▸ What is expected:
Repeat every line below exactly, word for word.

▸ Given data:
****
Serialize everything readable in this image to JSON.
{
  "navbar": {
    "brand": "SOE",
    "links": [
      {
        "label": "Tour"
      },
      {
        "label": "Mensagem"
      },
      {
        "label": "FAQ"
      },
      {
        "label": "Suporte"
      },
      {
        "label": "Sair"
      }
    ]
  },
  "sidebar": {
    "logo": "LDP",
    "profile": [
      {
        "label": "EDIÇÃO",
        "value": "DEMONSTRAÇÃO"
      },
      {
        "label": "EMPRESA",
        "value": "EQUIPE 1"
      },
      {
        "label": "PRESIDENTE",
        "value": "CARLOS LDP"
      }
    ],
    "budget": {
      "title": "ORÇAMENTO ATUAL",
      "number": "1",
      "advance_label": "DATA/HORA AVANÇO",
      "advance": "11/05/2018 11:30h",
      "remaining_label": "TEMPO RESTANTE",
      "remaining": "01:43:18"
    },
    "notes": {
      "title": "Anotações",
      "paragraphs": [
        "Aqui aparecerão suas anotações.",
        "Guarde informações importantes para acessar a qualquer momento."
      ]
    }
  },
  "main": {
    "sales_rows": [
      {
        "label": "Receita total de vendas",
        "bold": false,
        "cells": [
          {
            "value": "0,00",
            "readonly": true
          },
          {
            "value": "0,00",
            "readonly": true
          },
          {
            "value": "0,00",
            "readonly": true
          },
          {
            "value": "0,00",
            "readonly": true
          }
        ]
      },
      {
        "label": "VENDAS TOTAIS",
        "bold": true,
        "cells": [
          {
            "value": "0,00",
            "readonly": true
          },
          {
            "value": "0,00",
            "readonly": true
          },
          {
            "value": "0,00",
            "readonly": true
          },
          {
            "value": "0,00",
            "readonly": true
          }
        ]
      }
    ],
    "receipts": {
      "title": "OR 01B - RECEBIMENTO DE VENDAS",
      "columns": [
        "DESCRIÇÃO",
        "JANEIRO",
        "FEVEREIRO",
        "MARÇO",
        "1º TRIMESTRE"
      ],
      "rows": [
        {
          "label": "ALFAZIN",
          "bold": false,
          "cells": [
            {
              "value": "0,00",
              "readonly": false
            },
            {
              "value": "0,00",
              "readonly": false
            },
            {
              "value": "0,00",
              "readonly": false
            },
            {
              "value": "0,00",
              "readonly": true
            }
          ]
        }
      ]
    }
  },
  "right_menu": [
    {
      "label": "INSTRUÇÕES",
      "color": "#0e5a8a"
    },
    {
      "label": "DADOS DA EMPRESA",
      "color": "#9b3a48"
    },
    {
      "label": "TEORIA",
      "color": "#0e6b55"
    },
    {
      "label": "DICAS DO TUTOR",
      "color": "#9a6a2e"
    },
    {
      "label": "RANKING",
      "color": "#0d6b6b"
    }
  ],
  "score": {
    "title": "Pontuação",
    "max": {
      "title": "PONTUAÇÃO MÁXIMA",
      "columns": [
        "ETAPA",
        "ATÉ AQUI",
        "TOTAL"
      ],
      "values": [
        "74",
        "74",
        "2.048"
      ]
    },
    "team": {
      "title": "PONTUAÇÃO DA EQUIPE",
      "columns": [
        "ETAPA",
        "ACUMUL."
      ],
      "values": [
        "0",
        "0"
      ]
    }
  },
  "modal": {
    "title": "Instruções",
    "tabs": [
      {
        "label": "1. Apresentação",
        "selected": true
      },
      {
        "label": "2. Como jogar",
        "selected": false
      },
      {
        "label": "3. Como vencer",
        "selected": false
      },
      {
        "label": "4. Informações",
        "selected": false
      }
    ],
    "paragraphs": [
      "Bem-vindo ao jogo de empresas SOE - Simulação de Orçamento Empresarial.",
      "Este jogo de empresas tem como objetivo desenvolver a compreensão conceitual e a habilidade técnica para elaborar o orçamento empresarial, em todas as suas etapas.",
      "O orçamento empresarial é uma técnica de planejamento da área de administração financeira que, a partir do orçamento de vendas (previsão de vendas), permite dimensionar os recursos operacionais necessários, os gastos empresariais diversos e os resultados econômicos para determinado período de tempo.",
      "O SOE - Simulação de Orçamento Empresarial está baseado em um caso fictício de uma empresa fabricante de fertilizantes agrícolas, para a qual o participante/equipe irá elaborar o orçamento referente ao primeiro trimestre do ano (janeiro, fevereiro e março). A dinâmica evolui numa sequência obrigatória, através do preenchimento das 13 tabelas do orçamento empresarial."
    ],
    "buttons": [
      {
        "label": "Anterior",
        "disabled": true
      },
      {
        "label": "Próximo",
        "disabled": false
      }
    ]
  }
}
****
▸ Worked solution:
Serialize everything readable in this image to JSON.
{
  "navbar": {
    "brand": "SOE",
    "links": [
      {
        "label": "Tour"
      },
      {
        "label": "Mensagem"
      },
      {
        "label": "FAQ"
      },
      {
        "label": "Suporte"
      },
      {
        "label": "Sair"
      }
    ]
  },
  "sidebar": {
    "logo": "LDP",
    "profile": [
      {
        "label": "EDIÇÃO",
        "value": "DEMONSTRAÇÃO"
      },
      {
        "label": "EMPRESA",
        "value": "EQUIPE 1"
      },
      {
        "label": "PRESIDENTE",
        "value": "CARLOS LDP"
      }
    ],
    "budget": {
      "title": "ORÇAMENTO ATUAL",
      "number": "1",
      "advance_label": "DATA/HORA AVANÇO",
      "advance": "11/05/2018 11:30h",
      "remaining_label": "TEMPO RESTANTE",
      "remaining": "01:43:18"
    },
    "notes": {
      "title": "Anotações",
      "paragraphs": [
        "Aqui aparecerão suas anotações.",
        "Guarde informações importantes para acessar a qualquer momento."
      ]
    }
  },
  "main": {
    "sales_rows": [
      {
        "label": "Receita total de vendas",
        "bold": false,
        "cells": [
          {
            "value": "0,00",
            "readonly": true
          },
          {
            "value": "0,00",
            "readonly": true
          },
          {
            "value": "0,00",
            "readonly": true
          },
          {
            "value": "0,00",
            "readonly": true
          }
        ]
      },
      {
        "label": "VENDAS TOTAIS",
        "bold": true,
        "cells": [
          {
            "value": "0,00",
            "readonly": true
          },
          {
            "value": "0,00",
            "readonly": true
          },
          {
            "value": "0,00",
            "readonly": true
          },
          {
            "value": "0,00",
            "readonly": true
          }
        ]
      }
    ],
    "receipts": {
      "title": "OR 01B - RECEBIMENTO DE VENDAS",
      "columns": [
        "DESCRIÇÃO",
        "JANEIRO",
        "FEVEREIRO",
        "MARÇO",
        "1º TRIMESTRE"
      ],
      "rows": [
        {
          "label": "ALFAZIN",
          "bold": false,
          "cells": [
            {
              "value": "0,00",
              "readonly": false
            },
            {
              "value": "0,00",
              "readonly": false
            },
            {
              "value": "0,00",
              "readonly": false
            },
            {
              "value": "0,00",
              "readonly": true
            }
          ]
        }
      ]
    }
  },
  "right_menu": [
    {
      "label": "INSTRUÇÕES",
      "color": "#0e5a8a"
    },
    {
      "label": "DADOS DA EMPRESA",
      "color": "#9b3a48"
    },
    {
      "label": "TEORIA",
      "color": "#0e6b55"
    },
    {
      "label": "DICAS DO TUTOR",
      "color": "#9a6a2e"
    },
    {
      "label": "RANKING",
      "color": "#0d6b6b"
    }
  ],
  "score": {
    "title": "Pontuação",
    "max": {
      "title": "PONTUAÇÃO MÁXIMA",
      "columns": [
        "ETAPA",
        "ATÉ AQUI",
        "TOTAL"
      ],
      "values": [
        "74",
        "74",
        "2.048"
      ]
    },
    "team": {
      "title": "PONTUAÇÃO DA EQUIPE",
      "columns": [
        "ETAPA",
        "ACUMUL."
      ],
      "values": [
        "0",
        "0"
      ]
    }
  },
  "modal": {
    "title": "Instruções",
    "tabs": [
      {
        "label": "1. Apresentação",
        "selected": true
      },
      {
        "label": "2. Como jogar",
        "selected": false
      },
      {
        "label": "3. Como vencer",
        "selected": false
      },
      {
        "label": "4. Informações",
        "selected": false
      }
    ],
    "paragraphs": [
      "Bem-vindo ao jogo de empresas SOE - Simulação de Orçamento Empresarial.",
      "Este jogo de empresas tem como objetivo desenvolver a compreensão conceitual e a habilidade técnica para elaborar o orçamento empresarial, em todas as suas etapas.",
      "O orçamento empresarial é uma técnica de planejamento da área de administração financeira que, a partir do orçamento de vendas (previsão de vendas), permite dimensionar os recursos operacionais necessários, os gastos empresariais diversos e os resultados econômicos para determinado período de tempo.",
      "O SOE - Simulação de Orçamento Empresarial está baseado em um caso fictício de uma empresa fabricante de fertilizantes agrícolas, para a qual o participante/equipe irá elaborar o orçamento referente ao primeiro trimestre do ano (janeiro, fevereiro e março). A dinâmica evolui numa sequência obrigatória, através do preenchimento das 13 tabelas do orçamento empresarial."
    ],
    "buttons": [
      {
        "label": "Anterior",
        "disabled": true
      },
      {
        "label": "Próximo",
        "disabled": false
      }
    ]
  }
}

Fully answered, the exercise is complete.